From the listing below, select every line where the word "pair" appears.

[start of Material to process]

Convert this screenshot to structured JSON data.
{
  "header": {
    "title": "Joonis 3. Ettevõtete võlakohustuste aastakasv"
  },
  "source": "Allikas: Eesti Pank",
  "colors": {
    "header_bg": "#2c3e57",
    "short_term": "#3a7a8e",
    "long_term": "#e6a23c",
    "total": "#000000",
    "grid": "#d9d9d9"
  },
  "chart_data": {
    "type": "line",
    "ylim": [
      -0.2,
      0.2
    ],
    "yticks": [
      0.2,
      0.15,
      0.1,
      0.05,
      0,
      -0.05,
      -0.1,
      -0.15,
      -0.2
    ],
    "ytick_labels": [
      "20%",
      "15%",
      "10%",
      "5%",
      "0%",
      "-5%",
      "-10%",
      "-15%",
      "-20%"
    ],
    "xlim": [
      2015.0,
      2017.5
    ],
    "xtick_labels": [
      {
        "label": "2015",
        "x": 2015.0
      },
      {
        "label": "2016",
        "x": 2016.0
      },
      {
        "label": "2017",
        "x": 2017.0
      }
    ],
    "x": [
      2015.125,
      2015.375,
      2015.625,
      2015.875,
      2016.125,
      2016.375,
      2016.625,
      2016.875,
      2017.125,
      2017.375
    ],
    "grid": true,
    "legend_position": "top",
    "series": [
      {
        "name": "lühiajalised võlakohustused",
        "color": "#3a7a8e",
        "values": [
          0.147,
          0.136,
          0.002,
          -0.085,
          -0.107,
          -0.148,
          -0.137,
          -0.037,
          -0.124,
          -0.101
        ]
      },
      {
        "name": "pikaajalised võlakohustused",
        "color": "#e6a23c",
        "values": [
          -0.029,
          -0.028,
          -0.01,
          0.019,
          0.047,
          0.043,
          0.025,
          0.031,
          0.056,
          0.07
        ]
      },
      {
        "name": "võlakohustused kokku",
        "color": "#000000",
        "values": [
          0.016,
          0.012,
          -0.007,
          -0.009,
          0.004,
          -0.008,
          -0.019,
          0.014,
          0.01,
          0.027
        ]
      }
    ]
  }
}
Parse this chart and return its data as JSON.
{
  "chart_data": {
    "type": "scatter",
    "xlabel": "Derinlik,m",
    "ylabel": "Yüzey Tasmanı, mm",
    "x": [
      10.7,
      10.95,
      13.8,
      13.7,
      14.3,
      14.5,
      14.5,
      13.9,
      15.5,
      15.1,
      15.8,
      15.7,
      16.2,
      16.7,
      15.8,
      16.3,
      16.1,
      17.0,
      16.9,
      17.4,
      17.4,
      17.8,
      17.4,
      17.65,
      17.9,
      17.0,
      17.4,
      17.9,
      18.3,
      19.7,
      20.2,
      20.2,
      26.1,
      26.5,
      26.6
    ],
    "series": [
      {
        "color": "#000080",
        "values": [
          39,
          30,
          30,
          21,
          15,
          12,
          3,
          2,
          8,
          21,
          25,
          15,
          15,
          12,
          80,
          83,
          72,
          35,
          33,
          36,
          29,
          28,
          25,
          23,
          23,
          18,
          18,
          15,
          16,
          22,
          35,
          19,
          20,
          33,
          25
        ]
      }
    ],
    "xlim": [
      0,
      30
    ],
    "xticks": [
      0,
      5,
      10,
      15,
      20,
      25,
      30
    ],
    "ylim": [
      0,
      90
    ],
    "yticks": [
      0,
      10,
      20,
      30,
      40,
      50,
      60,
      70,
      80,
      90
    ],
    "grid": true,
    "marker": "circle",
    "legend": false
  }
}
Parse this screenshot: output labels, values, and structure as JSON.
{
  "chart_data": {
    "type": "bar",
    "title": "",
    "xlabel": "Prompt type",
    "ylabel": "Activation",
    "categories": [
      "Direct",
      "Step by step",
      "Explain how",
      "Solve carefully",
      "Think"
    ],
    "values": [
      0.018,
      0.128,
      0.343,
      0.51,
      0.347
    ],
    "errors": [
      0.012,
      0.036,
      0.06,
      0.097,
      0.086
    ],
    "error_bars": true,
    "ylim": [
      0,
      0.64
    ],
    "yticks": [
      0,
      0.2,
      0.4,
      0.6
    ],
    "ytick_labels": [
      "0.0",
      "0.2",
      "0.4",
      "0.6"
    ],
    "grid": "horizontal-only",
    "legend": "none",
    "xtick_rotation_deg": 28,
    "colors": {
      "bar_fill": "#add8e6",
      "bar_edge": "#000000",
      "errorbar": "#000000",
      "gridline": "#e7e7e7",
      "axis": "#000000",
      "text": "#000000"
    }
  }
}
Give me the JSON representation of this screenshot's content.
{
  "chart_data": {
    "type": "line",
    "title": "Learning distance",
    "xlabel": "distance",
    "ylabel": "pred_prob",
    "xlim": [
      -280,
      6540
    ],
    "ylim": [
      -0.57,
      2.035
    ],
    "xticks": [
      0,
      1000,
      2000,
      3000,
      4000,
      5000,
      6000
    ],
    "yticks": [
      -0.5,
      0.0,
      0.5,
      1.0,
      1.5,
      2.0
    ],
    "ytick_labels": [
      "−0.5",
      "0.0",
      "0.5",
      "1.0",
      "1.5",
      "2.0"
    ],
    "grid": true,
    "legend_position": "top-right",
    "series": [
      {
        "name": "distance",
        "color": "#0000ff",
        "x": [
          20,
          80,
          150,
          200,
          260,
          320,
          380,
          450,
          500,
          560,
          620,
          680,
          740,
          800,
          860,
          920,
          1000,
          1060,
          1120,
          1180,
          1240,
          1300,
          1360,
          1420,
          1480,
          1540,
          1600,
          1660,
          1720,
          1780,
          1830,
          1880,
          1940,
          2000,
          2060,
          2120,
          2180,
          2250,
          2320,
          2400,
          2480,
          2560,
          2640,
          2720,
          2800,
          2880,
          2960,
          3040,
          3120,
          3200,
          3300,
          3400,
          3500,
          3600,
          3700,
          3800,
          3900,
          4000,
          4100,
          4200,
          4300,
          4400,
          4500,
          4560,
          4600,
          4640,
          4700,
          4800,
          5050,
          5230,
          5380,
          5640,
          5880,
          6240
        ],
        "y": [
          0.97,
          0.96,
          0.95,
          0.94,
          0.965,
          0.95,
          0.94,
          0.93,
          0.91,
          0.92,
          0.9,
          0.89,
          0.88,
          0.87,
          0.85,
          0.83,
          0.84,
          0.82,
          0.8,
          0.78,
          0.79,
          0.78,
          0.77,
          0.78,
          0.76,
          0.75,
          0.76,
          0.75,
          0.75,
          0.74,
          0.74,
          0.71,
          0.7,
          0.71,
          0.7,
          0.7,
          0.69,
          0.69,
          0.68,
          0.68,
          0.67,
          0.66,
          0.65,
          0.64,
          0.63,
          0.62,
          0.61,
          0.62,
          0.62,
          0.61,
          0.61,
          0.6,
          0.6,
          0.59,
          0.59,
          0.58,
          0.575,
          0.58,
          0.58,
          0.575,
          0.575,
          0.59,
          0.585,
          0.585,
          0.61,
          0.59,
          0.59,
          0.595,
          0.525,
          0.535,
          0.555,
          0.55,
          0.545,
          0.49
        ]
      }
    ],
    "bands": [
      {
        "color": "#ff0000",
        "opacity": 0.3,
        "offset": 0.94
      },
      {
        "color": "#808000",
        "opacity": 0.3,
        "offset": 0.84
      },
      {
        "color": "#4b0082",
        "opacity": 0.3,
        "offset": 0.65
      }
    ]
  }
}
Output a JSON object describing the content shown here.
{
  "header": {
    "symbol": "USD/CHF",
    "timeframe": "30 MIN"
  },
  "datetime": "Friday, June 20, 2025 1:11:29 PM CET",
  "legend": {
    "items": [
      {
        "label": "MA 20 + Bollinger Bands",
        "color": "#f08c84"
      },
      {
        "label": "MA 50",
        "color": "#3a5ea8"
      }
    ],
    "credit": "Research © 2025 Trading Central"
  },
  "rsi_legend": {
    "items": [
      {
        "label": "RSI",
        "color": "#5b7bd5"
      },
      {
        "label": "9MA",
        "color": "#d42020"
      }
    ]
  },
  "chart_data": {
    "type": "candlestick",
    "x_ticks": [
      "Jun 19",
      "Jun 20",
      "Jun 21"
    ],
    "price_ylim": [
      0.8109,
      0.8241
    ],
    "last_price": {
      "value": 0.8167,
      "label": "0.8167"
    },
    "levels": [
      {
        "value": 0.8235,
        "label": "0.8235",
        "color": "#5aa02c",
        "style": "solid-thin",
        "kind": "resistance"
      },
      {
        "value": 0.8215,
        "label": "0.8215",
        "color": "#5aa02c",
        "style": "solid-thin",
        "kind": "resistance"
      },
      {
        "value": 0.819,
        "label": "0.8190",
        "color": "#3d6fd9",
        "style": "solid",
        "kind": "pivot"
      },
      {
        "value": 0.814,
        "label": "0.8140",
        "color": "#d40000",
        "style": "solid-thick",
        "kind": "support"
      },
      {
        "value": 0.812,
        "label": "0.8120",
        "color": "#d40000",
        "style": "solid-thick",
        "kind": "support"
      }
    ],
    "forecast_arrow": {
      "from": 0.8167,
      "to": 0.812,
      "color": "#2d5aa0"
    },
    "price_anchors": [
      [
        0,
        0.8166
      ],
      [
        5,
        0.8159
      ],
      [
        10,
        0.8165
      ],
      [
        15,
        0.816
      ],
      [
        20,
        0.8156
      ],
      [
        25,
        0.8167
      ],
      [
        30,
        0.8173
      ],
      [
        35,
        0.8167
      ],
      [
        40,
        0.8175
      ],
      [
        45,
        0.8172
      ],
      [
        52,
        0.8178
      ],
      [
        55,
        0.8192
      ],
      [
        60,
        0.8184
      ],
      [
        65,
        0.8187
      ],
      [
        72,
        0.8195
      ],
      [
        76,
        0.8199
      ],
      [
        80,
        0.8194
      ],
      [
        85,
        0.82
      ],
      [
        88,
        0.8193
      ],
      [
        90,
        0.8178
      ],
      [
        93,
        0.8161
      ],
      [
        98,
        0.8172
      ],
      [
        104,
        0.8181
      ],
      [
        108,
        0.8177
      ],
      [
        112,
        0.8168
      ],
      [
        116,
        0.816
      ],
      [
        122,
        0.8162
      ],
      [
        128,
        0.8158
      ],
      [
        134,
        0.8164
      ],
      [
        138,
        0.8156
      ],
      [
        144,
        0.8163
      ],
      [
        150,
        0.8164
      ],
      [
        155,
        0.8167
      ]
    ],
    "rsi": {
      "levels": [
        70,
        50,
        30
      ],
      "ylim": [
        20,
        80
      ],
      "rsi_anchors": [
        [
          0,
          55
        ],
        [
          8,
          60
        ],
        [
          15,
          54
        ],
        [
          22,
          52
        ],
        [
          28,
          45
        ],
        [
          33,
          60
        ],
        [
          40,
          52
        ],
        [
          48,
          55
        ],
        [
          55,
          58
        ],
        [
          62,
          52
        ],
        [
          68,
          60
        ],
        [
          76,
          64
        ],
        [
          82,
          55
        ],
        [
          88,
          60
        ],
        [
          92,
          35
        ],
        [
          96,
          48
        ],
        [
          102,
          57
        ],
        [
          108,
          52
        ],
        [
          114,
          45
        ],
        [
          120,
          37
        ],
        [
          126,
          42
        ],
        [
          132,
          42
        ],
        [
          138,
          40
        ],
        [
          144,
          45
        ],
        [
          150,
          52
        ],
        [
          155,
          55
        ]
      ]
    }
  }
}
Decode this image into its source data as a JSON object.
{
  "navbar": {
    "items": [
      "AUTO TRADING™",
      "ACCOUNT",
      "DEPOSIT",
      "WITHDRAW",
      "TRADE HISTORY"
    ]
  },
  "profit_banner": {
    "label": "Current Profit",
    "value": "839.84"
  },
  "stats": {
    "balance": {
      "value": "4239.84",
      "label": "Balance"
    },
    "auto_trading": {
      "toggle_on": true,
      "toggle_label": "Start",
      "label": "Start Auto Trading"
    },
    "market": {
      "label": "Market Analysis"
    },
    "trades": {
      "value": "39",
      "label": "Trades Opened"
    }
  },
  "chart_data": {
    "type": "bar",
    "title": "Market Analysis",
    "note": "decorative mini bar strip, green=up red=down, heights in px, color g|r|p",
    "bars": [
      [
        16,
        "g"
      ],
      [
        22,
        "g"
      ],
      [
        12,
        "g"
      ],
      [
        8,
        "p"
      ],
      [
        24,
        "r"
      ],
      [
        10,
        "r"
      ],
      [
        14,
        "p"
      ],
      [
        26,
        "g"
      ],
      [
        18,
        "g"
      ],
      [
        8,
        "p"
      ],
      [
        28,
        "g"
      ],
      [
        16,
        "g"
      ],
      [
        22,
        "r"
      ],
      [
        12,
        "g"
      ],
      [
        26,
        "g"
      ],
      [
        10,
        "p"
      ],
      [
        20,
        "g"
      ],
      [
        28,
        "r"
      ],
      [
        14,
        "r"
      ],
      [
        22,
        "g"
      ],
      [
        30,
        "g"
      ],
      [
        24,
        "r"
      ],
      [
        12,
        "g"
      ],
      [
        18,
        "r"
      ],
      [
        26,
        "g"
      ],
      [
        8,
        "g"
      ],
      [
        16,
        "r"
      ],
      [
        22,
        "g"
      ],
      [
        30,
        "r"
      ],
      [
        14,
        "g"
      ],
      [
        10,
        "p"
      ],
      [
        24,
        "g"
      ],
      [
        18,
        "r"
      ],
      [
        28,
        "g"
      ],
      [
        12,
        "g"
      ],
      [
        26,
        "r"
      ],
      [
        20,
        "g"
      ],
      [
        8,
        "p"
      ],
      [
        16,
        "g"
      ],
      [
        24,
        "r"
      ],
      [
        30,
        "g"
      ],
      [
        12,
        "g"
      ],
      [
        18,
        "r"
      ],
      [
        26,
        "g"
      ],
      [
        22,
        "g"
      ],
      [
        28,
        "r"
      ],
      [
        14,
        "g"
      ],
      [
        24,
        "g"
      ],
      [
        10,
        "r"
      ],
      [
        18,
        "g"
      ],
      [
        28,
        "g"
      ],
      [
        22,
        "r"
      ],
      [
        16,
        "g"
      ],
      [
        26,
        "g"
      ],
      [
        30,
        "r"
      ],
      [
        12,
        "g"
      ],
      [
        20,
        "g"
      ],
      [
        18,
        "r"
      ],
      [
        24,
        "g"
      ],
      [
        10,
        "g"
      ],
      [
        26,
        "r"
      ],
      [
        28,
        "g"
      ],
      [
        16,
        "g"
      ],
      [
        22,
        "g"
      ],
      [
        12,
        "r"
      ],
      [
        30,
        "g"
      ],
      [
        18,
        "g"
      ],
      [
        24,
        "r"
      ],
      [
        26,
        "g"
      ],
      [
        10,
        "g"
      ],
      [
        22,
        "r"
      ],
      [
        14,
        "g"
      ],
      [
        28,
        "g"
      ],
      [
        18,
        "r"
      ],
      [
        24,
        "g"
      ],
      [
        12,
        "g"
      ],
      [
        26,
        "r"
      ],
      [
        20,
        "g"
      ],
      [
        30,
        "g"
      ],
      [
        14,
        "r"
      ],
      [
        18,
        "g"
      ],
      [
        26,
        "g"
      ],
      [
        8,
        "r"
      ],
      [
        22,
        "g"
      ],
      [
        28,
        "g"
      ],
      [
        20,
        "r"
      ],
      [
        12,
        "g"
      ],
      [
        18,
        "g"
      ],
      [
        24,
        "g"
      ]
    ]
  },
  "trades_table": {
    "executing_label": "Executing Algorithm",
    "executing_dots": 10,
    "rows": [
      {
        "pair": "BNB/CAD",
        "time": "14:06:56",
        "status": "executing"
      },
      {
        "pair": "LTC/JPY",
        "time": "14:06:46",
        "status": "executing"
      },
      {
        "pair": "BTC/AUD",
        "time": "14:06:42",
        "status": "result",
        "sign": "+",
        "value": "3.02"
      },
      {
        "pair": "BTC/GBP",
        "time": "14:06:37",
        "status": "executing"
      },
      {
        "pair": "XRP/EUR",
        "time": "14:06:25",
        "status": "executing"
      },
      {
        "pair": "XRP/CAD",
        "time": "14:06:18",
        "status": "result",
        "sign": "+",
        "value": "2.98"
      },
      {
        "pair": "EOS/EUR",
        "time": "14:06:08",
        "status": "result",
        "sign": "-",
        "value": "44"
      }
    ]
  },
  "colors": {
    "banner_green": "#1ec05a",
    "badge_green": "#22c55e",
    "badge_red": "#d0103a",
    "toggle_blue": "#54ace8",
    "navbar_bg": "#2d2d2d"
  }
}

[end of Material to process]

* _Result below_:
        "pair": "BNB/CAD",
        "pair": "LTC/JPY",
        "pair": "BTC/AUD",
        "pair": "BTC/GBP",
        "pair": "XRP/EUR",
        "pair": "XRP/CAD",
        "pair": "EOS/EUR",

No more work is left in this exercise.